═══ PROVIDED RECORDS ═══
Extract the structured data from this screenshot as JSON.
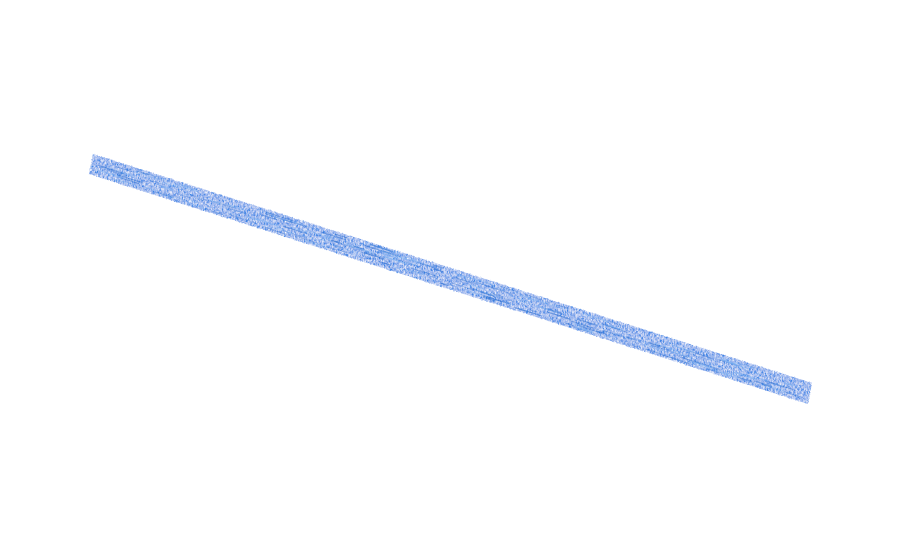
{
  "canvas": {
    "background": "#ffffff"
  },
  "stroke": {
    "kind": "crayon-textured straight line",
    "color": "#3d86e6",
    "highlight_color": "#7eb3f2",
    "shadow_color": "#2a6fd0"
  }
}
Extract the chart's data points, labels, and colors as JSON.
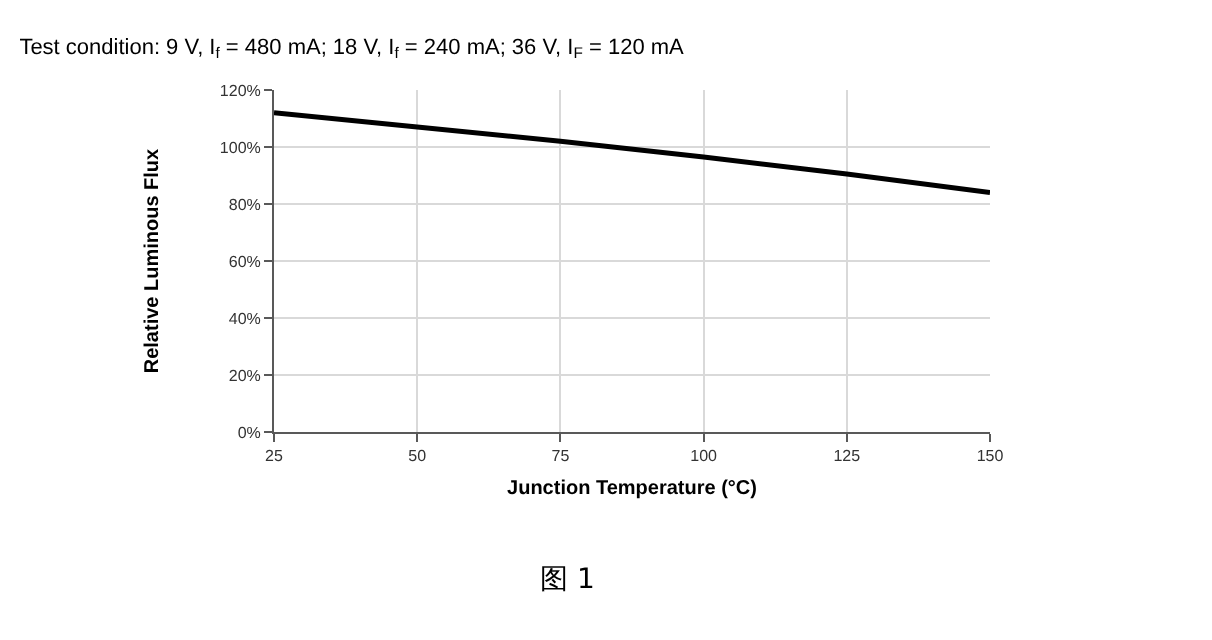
{
  "chart_data": {
    "type": "line",
    "title": "Test condition: 9 V, I$_{f}$ = 480 mA; 18 V, I$_{f}$ = 240 mA; 36 V, I$_{F}$ = 120 mA",
    "xlabel": "Junction Temperature (°C)",
    "ylabel": "Relative Luminous Flux",
    "annotations": [
      "图 1"
    ],
    "x": [
      25,
      50,
      75,
      100,
      125,
      150
    ],
    "series": [
      {
        "color": "#000000",
        "values": [
          112,
          107,
          102,
          96.5,
          90.5,
          84
        ]
      }
    ],
    "xlim": [
      25,
      150
    ],
    "xticks": [
      25,
      50,
      75,
      100,
      125,
      150
    ],
    "ylim": [
      0,
      120
    ],
    "yticks": [
      {
        "value": 0,
        "label": "0%"
      },
      {
        "value": 20,
        "label": "20%"
      },
      {
        "value": 40,
        "label": "40%"
      },
      {
        "value": 60,
        "label": "60%"
      },
      {
        "value": 80,
        "label": "80%"
      },
      {
        "value": 100,
        "label": "100%"
      },
      {
        "value": 120,
        "label": "120%"
      }
    ],
    "grid": true,
    "marker": "none",
    "line_style": "solid"
  }
}
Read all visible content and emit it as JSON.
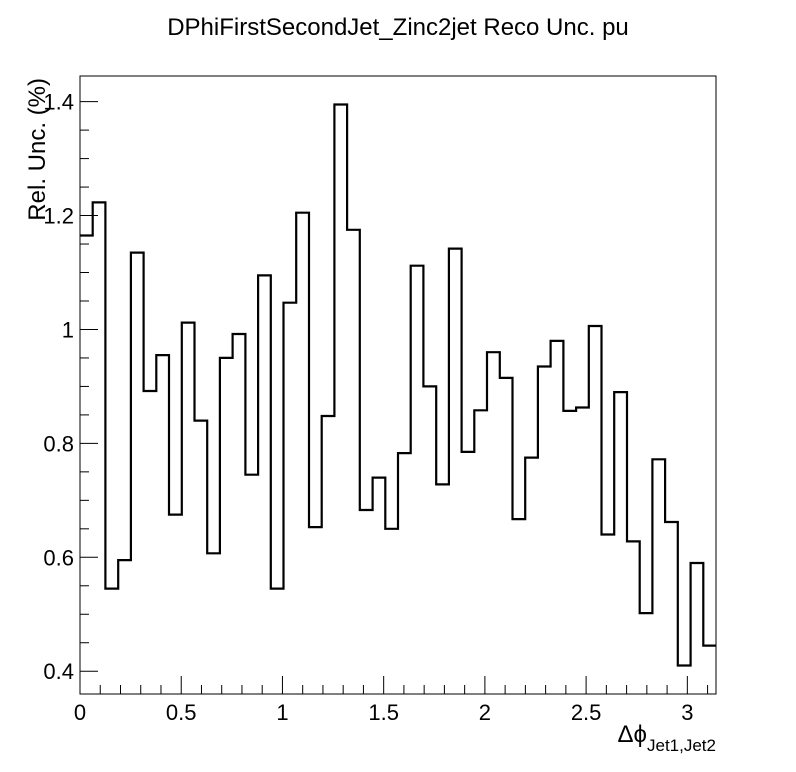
{
  "chart_data": {
    "type": "histogram-step",
    "title": "DPhiFirstSecondJet_Zinc2jet Reco Unc. pu",
    "ylabel": "Rel. Unc. (%)",
    "xlabel_main": "Δϕ",
    "xlabel_sub": "Jet1,Jet2",
    "xlim": [
      0,
      3.1416
    ],
    "ylim": [
      0.36,
      1.445
    ],
    "x_ticks": [
      "0",
      "0.5",
      "1",
      "1.5",
      "2",
      "2.5",
      "3"
    ],
    "x_tick_values": [
      0,
      0.5,
      1,
      1.5,
      2,
      2.5,
      3
    ],
    "y_ticks": [
      "0.4",
      "0.6",
      "0.8",
      "1",
      "1.2",
      "1.4"
    ],
    "y_tick_values": [
      0.4,
      0.6,
      0.8,
      1.0,
      1.2,
      1.4
    ],
    "bin_edges": [
      0,
      0.0628,
      0.1257,
      0.1885,
      0.2513,
      0.3142,
      0.377,
      0.4398,
      0.5027,
      0.5655,
      0.6283,
      0.6912,
      0.754,
      0.8168,
      0.8796,
      0.9425,
      1.0053,
      1.0681,
      1.131,
      1.1938,
      1.2566,
      1.3195,
      1.3823,
      1.4451,
      1.508,
      1.5708,
      1.6336,
      1.6965,
      1.7593,
      1.8221,
      1.885,
      1.9478,
      2.0106,
      2.0735,
      2.1363,
      2.1991,
      2.2619,
      2.3248,
      2.3876,
      2.4504,
      2.5133,
      2.5761,
      2.6389,
      2.7018,
      2.7646,
      2.8274,
      2.8903,
      2.9531,
      3.0159,
      3.0788,
      3.1416
    ],
    "values": [
      1.165,
      1.223,
      0.545,
      0.595,
      1.135,
      0.892,
      0.955,
      0.675,
      1.012,
      0.84,
      0.607,
      0.95,
      0.992,
      0.745,
      1.095,
      0.545,
      1.047,
      1.205,
      0.653,
      0.848,
      1.395,
      1.175,
      0.683,
      0.74,
      0.65,
      0.783,
      1.112,
      0.9,
      0.728,
      1.142,
      0.785,
      0.858,
      0.96,
      0.915,
      0.667,
      0.775,
      0.935,
      0.98,
      0.857,
      0.863,
      1.006,
      0.64,
      0.89,
      0.628,
      0.502,
      0.772,
      0.662,
      0.41,
      0.59,
      0.445
    ],
    "line_color": "#000000"
  }
}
═══
* _WHAT NEEDS TO BE DONE_
Set every line down exactly as written, leaving each picture out.

* _WRITTEN ANSWER_
Extract the structured data from this screenshot as JSON.
{
  "canvas": {
    "background": "#ffffff"
  },
  "stroke": {
    "kind": "crayon-textured straight line",
    "color": "#3d86e6",
    "highlight_color": "#7eb3f2",
    "shadow_color": "#2a6fd0"
  }
}
Extract the chart's data points, labels, and colors as JSON.
{
  "chart_data": {
    "type": "line",
    "title": "Test condition: 9 V, I$_{f}$ = 480 mA; 18 V, I$_{f}$ = 240 mA; 36 V, I$_{F}$ = 120 mA",
    "xlabel": "Junction Temperature (°C)",
    "ylabel": "Relative Luminous Flux",
    "annotations": [
      "图 1"
    ],
    "x": [
      25,
      50,
      75,
      100,
      125,
      150
    ],
    "series": [
      {
        "color": "#000000",
        "values": [
          112,
          107,
          102,
          96.5,
          90.5,
          84
        ]
      }
    ],
    "xlim": [
      25,
      150
    ],
    "xticks": [
      25,
      50,
      75,
      100,
      125,
      150
    ],
    "ylim": [
      0,
      120
    ],
    "yticks": [
      {
        "value": 0,
        "label": "0%"
      },
      {
        "value": 20,
        "label": "20%"
      },
      {
        "value": 40,
        "label": "40%"
      },
      {
        "value": 60,
        "label": "60%"
      },
      {
        "value": 80,
        "label": "80%"
      },
      {
        "value": 100,
        "label": "100%"
      },
      {
        "value": 120,
        "label": "120%"
      }
    ],
    "grid": true,
    "marker": "none",
    "line_style": "solid"
  }
}
Read all visible content and emit it as JSON.
{
  "chart_data": {
    "type": "histogram-step",
    "title": "DPhiFirstSecondJet_Zinc2jet Reco Unc. pu",
    "ylabel": "Rel. Unc. (%)",
    "xlabel_main": "Δϕ",
    "xlabel_sub": "Jet1,Jet2",
    "xlim": [
      0,
      3.1416
    ],
    "ylim": [
      0.36,
      1.445
    ],
    "x_ticks": [
      "0",
      "0.5",
      "1",
      "1.5",
      "2",
      "2.5",
      "3"
    ],
    "x_tick_values": [
      0,
      0.5,
      1,
      1.5,
      2,
      2.5,
      3
    ],
    "y_ticks": [
      "0.4",
      "0.6",
      "0.8",
      "1",
      "1.2",
      "1.4"
    ],
    "y_tick_values": [
      0.4,
      0.6,
      0.8,
      1.0,
      1.2,
      1.4
    ],
    "bin_edges": [
      0,
      0.0628,
      0.1257,
      0.1885,
      0.2513,
      0.3142,
      0.377,
      0.4398,
      0.5027,
      0.5655,
      0.6283,
      0.6912,
      0.754,
      0.8168,
      0.8796,
      0.9425,
      1.0053,
      1.0681,
      1.131,
      1.1938,
      1.2566,
      1.3195,
      1.3823,
      1.4451,
      1.508,
      1.5708,
      1.6336,
      1.6965,
      1.7593,
      1.8221,
      1.885,
      1.9478,
      2.0106,
      2.0735,
      2.1363,
      2.1991,
      2.2619,
      2.3248,
      2.3876,
      2.4504,
      2.5133,
      2.5761,
      2.6389,
      2.7018,
      2.7646,
      2.8274,
      2.8903,
      2.9531,
      3.0159,
      3.0788,
      3.1416
    ],
    "values": [
      1.165,
      1.223,
      0.545,
      0.595,
      1.135,
      0.892,
      0.955,
      0.675,
      1.012,
      0.84,
      0.607,
      0.95,
      0.992,
      0.745,
      1.095,
      0.545,
      1.047,
      1.205,
      0.653,
      0.848,
      1.395,
      1.175,
      0.683,
      0.74,
      0.65,
      0.783,
      1.112,
      0.9,
      0.728,
      1.142,
      0.785,
      0.858,
      0.96,
      0.915,
      0.667,
      0.775,
      0.935,
      0.98,
      0.857,
      0.863,
      1.006,
      0.64,
      0.89,
      0.628,
      0.502,
      0.772,
      0.662,
      0.41,
      0.59,
      0.445
    ],
    "line_color": "#000000"
  }
}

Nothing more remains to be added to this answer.